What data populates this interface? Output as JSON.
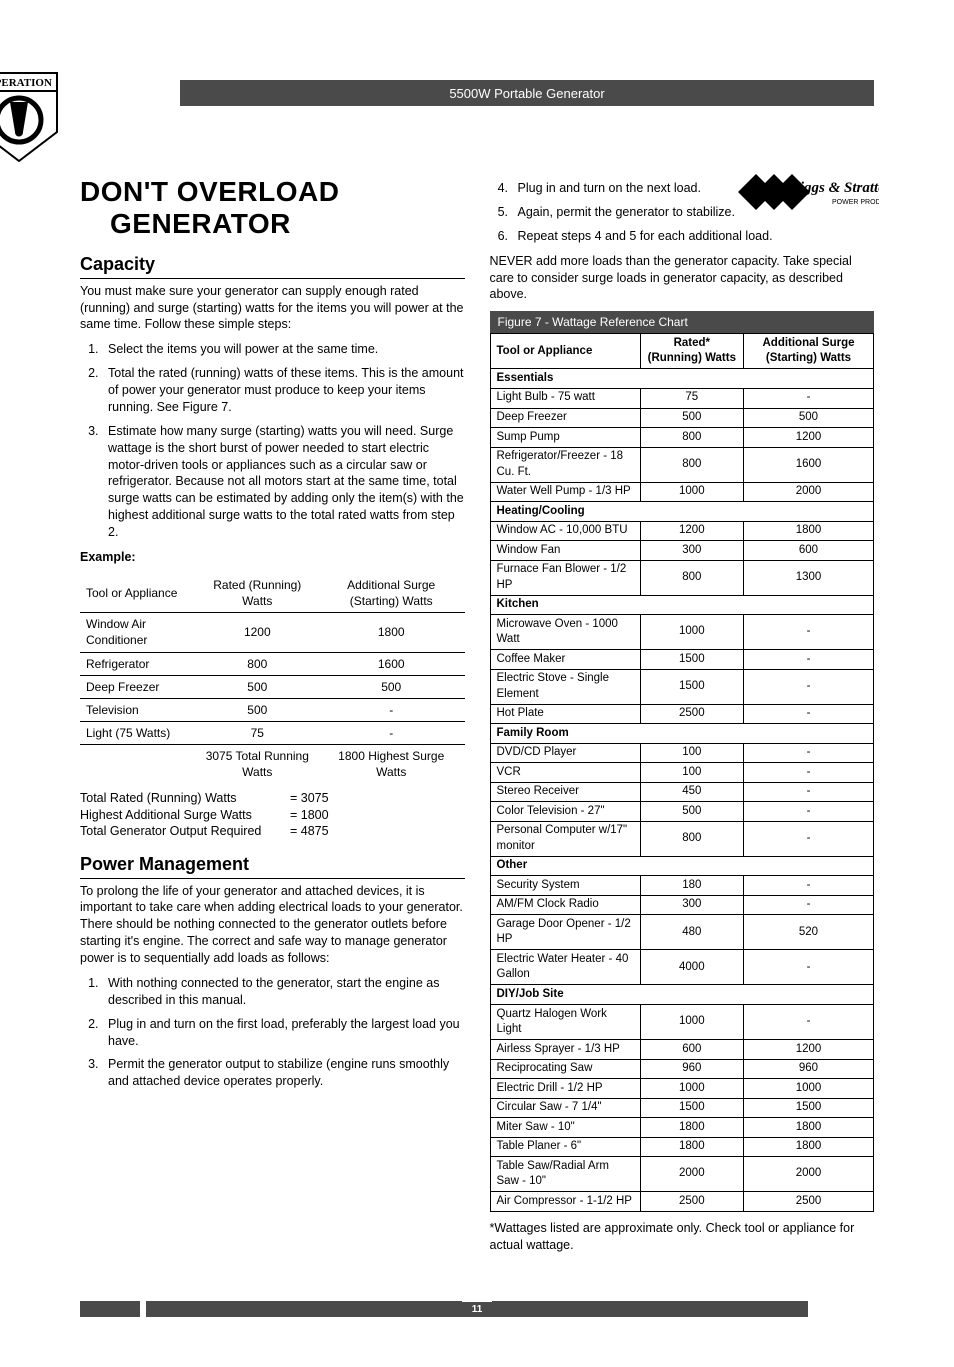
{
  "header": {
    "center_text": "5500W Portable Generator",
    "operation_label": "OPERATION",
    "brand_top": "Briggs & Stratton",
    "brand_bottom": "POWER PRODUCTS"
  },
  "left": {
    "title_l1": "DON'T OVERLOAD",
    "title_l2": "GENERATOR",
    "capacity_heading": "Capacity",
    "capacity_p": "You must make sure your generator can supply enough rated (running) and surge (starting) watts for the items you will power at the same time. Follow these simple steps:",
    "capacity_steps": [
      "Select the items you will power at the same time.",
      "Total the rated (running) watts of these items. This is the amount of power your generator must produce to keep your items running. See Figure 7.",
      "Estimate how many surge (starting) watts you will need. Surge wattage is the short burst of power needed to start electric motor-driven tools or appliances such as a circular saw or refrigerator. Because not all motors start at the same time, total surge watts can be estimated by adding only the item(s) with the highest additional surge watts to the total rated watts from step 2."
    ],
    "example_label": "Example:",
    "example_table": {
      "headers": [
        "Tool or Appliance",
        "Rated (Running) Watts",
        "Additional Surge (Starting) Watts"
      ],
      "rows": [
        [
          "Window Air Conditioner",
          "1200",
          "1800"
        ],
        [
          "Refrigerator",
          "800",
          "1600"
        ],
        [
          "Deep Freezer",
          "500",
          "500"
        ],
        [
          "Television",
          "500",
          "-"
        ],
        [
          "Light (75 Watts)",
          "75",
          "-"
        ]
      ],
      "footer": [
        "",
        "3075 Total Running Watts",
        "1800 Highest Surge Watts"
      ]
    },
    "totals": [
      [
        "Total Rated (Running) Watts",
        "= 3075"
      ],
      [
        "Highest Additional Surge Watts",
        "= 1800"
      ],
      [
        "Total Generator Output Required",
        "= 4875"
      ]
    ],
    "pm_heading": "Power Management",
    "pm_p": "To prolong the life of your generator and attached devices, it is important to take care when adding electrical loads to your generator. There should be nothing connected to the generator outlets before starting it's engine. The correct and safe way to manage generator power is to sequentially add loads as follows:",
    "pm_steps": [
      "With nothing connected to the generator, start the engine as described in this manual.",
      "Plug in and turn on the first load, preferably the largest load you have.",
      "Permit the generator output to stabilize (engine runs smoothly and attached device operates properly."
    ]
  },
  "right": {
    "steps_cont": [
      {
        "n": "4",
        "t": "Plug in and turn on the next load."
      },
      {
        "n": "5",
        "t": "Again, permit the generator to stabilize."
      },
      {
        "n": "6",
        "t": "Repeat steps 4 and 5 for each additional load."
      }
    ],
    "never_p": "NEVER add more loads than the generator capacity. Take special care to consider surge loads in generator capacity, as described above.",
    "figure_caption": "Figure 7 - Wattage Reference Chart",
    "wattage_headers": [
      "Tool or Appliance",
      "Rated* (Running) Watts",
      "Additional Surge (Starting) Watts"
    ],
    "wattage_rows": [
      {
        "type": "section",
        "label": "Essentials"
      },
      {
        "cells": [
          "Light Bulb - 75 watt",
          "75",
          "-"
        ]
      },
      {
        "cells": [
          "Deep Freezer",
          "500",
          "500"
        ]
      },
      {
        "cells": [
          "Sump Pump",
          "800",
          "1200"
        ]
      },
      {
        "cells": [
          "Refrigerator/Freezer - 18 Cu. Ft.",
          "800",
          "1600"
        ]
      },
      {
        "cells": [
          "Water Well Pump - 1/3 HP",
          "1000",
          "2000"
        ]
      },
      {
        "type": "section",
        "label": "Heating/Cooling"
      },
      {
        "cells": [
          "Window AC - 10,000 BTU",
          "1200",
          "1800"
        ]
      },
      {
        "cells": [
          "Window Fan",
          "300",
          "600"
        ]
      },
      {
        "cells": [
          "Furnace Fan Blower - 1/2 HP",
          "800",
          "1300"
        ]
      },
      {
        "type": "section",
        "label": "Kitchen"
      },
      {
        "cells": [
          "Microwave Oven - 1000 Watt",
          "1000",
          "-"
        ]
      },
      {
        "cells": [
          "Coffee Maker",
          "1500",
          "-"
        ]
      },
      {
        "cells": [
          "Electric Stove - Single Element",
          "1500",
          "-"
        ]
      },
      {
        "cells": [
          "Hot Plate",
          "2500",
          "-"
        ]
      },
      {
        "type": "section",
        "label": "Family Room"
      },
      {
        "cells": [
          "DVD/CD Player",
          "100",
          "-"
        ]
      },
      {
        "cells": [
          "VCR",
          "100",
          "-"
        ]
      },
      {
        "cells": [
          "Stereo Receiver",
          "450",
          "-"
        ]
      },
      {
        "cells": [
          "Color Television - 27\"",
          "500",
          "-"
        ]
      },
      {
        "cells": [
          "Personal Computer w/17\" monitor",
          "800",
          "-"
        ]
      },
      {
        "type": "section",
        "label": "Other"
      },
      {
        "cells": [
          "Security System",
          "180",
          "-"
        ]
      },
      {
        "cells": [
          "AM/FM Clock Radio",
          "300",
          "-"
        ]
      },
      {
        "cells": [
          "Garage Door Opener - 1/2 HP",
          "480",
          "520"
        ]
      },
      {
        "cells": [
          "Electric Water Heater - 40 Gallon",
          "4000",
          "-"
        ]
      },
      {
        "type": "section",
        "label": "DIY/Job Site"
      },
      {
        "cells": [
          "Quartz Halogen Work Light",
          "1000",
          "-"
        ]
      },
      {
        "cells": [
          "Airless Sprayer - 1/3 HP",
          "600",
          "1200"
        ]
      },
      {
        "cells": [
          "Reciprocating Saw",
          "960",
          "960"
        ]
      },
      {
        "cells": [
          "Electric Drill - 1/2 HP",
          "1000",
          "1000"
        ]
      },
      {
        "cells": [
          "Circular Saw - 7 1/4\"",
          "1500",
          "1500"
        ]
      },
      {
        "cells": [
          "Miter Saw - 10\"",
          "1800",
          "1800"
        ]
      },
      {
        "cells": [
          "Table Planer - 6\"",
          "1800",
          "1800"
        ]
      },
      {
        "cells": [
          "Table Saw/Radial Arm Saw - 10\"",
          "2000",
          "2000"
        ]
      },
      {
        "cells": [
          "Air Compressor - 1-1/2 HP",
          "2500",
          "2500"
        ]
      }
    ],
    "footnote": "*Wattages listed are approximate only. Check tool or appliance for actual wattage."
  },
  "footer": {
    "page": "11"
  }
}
..............................
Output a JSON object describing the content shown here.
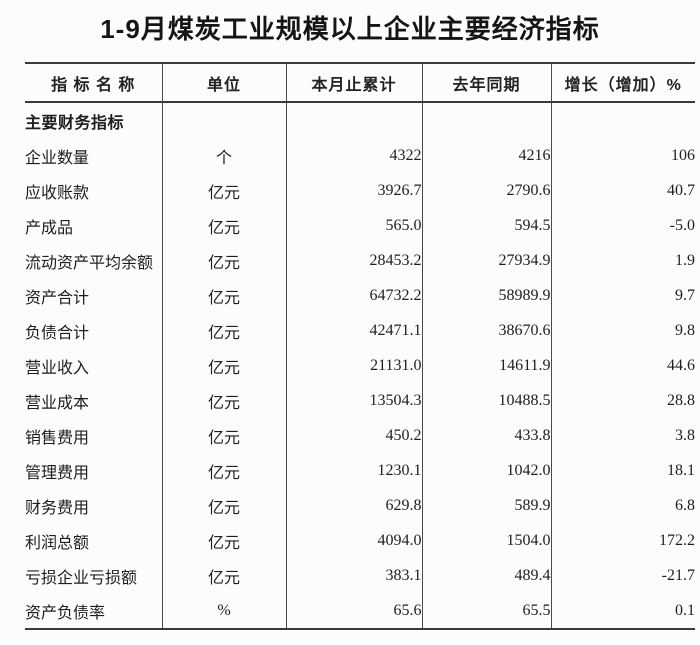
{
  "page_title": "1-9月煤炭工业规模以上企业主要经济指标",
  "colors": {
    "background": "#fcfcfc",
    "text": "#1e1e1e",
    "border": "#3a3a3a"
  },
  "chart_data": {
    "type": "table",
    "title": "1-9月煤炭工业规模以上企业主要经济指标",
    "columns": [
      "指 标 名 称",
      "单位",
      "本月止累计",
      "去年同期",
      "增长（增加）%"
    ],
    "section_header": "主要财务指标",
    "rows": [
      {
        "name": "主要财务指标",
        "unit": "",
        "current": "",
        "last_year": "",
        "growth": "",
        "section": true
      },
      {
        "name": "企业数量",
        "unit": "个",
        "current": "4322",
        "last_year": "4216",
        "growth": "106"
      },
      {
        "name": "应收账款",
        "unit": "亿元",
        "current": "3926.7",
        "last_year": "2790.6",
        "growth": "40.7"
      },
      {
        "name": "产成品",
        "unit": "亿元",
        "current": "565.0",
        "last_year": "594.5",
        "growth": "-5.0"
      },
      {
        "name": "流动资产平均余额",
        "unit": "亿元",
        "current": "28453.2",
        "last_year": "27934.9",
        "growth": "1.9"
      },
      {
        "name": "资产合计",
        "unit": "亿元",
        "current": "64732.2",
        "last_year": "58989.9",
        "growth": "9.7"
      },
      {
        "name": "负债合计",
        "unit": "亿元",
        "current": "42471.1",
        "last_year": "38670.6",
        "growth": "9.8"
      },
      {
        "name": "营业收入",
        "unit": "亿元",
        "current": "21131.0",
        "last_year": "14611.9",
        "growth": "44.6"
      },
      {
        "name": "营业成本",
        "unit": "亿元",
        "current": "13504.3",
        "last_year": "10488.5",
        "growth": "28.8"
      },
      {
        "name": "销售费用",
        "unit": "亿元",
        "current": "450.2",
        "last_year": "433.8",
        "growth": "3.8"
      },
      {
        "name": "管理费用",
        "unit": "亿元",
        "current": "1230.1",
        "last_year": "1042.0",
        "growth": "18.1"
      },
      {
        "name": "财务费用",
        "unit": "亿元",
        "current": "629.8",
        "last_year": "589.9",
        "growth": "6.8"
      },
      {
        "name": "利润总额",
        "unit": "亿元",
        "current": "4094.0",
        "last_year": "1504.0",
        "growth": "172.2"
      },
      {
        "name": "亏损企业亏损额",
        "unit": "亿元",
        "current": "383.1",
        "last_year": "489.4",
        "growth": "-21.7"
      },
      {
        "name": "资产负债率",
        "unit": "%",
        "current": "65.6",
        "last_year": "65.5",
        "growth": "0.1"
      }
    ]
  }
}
..............................
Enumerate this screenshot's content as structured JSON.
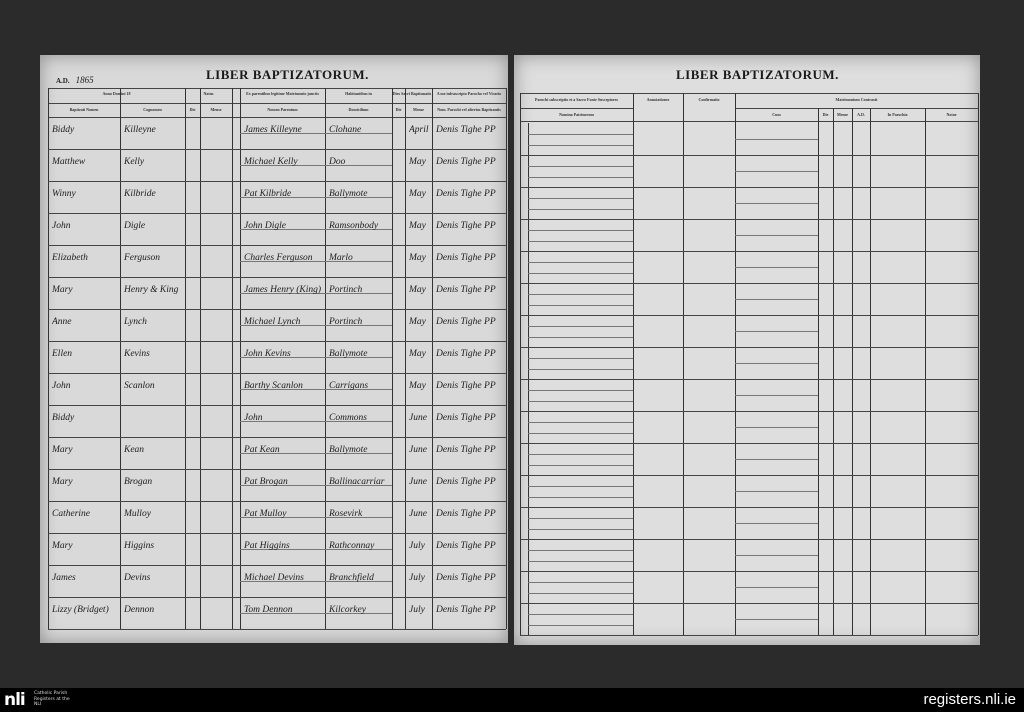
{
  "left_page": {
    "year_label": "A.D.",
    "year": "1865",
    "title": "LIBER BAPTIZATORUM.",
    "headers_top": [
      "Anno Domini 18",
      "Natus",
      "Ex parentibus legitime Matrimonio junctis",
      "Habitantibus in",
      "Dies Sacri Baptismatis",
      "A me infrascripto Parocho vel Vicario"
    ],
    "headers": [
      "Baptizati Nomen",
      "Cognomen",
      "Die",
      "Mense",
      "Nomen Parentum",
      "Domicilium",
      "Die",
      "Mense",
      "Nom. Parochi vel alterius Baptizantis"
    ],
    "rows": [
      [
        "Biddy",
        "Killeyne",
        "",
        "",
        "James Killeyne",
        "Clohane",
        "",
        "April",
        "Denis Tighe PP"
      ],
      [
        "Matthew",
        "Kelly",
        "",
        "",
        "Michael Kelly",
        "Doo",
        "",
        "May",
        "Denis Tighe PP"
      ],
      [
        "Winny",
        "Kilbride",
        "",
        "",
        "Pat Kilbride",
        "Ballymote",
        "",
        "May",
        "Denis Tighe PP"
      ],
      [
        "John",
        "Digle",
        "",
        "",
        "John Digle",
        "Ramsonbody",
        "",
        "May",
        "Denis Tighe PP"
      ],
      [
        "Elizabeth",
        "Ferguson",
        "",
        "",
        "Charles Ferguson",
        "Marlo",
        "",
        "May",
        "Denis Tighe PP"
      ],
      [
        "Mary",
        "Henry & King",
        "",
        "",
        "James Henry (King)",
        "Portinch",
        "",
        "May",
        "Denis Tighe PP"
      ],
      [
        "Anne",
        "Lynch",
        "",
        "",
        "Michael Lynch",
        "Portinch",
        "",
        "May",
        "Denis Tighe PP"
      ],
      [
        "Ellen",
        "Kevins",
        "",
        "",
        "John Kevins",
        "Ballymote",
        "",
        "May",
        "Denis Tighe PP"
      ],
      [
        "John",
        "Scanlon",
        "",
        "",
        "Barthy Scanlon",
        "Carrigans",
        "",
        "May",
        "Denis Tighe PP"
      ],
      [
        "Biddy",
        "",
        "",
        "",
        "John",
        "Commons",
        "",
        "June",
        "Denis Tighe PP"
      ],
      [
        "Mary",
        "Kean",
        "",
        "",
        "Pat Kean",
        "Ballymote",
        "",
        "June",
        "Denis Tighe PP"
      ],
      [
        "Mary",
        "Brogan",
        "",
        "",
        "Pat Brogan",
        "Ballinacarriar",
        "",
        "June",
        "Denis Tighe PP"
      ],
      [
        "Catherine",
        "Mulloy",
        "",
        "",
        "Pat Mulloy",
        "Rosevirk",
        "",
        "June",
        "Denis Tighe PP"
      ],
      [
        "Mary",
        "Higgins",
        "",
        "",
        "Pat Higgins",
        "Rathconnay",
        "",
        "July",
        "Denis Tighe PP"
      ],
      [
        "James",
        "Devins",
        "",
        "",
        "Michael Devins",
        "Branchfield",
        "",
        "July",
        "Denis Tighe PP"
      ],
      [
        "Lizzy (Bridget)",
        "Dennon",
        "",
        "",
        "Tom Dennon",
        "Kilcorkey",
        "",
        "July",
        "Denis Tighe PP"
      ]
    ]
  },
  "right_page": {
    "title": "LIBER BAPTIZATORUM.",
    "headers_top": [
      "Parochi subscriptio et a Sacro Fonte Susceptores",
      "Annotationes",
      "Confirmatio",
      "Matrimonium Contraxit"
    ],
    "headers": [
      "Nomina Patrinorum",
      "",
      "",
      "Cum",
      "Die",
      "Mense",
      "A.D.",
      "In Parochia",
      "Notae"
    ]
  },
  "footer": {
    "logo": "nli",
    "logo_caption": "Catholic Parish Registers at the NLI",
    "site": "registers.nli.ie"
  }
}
..............................
[Direction] Among the entries, how many lines contain the string "Window"? Give the number without anything else.

[Correct response] 3